START RECORDS TO PROCESS
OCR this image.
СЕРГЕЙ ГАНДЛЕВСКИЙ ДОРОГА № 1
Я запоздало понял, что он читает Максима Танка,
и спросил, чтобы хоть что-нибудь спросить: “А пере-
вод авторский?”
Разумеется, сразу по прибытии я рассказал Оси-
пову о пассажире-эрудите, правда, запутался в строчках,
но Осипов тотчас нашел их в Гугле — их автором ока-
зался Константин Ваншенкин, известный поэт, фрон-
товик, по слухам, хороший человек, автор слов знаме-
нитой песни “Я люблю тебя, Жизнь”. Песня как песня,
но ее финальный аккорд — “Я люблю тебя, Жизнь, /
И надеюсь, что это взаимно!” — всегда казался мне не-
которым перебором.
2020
END RECORDS TO PROCESS
SET TASK -
Write out all the data again, exactly as it appears.

TASK SOLUTION -
OCR this image.
СЕРГЕЙ ГАНДЛЕВСКИЙ ДОРОГА № 1
Я запоздало понял, что он читает Максима Танка,
и спросил, чтобы хоть что-нибудь спросить: “А пере-
вод авторский?”
Разумеется, сразу по прибытии я рассказал Оси-
пову о пассажире-эрудите, правда, запутался в строчках,
но Осипов тотчас нашел их в Гугле — их автором ока-
зался Константин Ваншенкин, известный поэт, фрон-
товик, по слухам, хороший человек, автор слов знаме-
нитой песни “Я люблю тебя, Жизнь”. Песня как песня,
но ее финальный аккорд — “Я люблю тебя, Жизнь, /
И надеюсь, что это взаимно!” — всегда казался мне не-
которым перебором.
2020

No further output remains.